#### TASK TO COMPLETE
Reproduce the listing below in full and without alteration, apart from its pictures.

------------------------------------

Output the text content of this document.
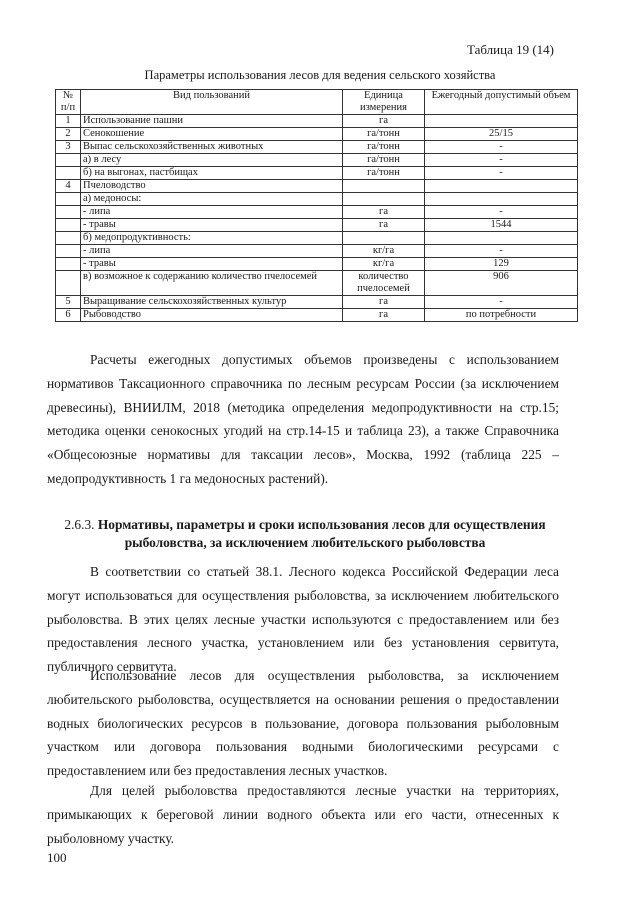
Таблица 19 (14)
Параметры использования лесов для ведения сельского хозяйства
№ п/п	Вид пользований	Единица измерения	Ежегодный допустимый объем
1	Использование пашни	га	
2	Сенокошение	га/тонн	25/15
3	Выпас сельскохозяйственных животных	га/тонн	-
	а) в лесу	га/тонн	-
	б) на выгонах, пастбищах	га/тонн	-
4	Пчеловодство		
	а) медоносы:		
	- липа	га	-
	- травы	га	1544
	б) медопродуктивность:		
	- липа	кг/га	-
	- травы	кг/га	129
	в) возможное к содержанию количество пчелосемей	количество пчелосемей	906
5	Выращивание сельскохозяйственных культур	га	-
6	Рыбоводство	га	по потребности

Расчеты ежегодных допустимых объемов произведены с использованием нормативов Таксационного справочника по лесным ресурсам России (за исключением древесины), ВНИИЛМ, 2018 (методика определения медопродуктивности на стр.15; методика оценки сенокосных угодий на стр.14-15 и таблица 23), а также Справочника «Общесоюзные нормативы для таксации лесов», Москва, 1992 (таблица 225 –медопродуктивность 1 га медоносных растений).

2.6.3. Нормативы, параметры и сроки использования лесов для осуществления рыболовства, за исключением любительского рыболовства

В соответствии со статьей 38.1. Лесного кодекса Российской Федерации леса могут использоваться для осуществления рыболовства, за исключением любительского рыболовства. В этих целях лесные участки используются с предоставлением или без предоставления лесного участка, установлением или без установления сервитута, публичного сервитута.

Использование лесов для осуществления рыболовства, за исключением любительского рыболовства, осуществляется на основании решения о предоставлении водных биологических ресурсов в пользование, договора пользования рыболовным участком или договора пользования водными биологическими ресурсами с предоставлением или без предоставления лесных участков.

Для целей рыболовства предоставляются лесные участки на территориях, примыкающих к береговой линии водного объекта или его части, отнесенных к рыболовному участку.

100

------------------------------------

#### RESULT OF THE EXERCISE
Output the text content of this document.
Таблица 19 (14)
Параметры использования лесов для ведения сельского хозяйства
№ п/п	Вид пользований	Единица измерения	Ежегодный допустимый объем
1	Использование пашни	га	
2	Сенокошение	га/тонн	25/15
3	Выпас сельскохозяйственных животных	га/тонн	-
	а) в лесу	га/тонн	-
	б) на выгонах, пастбищах	га/тонн	-
4	Пчеловодство		
	а) медоносы:		
	- липа	га	-
	- травы	га	1544
	б) медопродуктивность:		
	- липа	кг/га	-
	- травы	кг/га	129
	в) возможное к содержанию количество пчелосемей	количество пчелосемей	906
5	Выращивание сельскохозяйственных культур	га	-
6	Рыбоводство	га	по потребности

Расчеты ежегодных допустимых объемов произведены с использованием нормативов Таксационного справочника по лесным ресурсам России (за исключением древесины), ВНИИЛМ, 2018 (методика определения медопродуктивности на стр.15; методика оценки сенокосных угодий на стр.14-15 и таблица 23), а также Справочника «Общесоюзные нормативы для таксации лесов», Москва, 1992 (таблица 225 –медопродуктивность 1 га медоносных растений).

2.6.3. Нормативы, параметры и сроки использования лесов для осуществления рыболовства, за исключением любительского рыболовства

В соответствии со статьей 38.1. Лесного кодекса Российской Федерации леса могут использоваться для осуществления рыболовства, за исключением любительского рыболовства. В этих целях лесные участки используются с предоставлением или без предоставления лесного участка, установлением или без установления сервитута, публичного сервитута.

Использование лесов для осуществления рыболовства, за исключением любительского рыболовства, осуществляется на основании решения о предоставлении водных биологических ресурсов в пользование, договора пользования рыболовным участком или договора пользования водными биологическими ресурсами с предоставлением или без предоставления лесных участков.

Для целей рыболовства предоставляются лесные участки на территориях, примыкающих к береговой линии водного объекта или его части, отнесенных к рыболовному участку.

100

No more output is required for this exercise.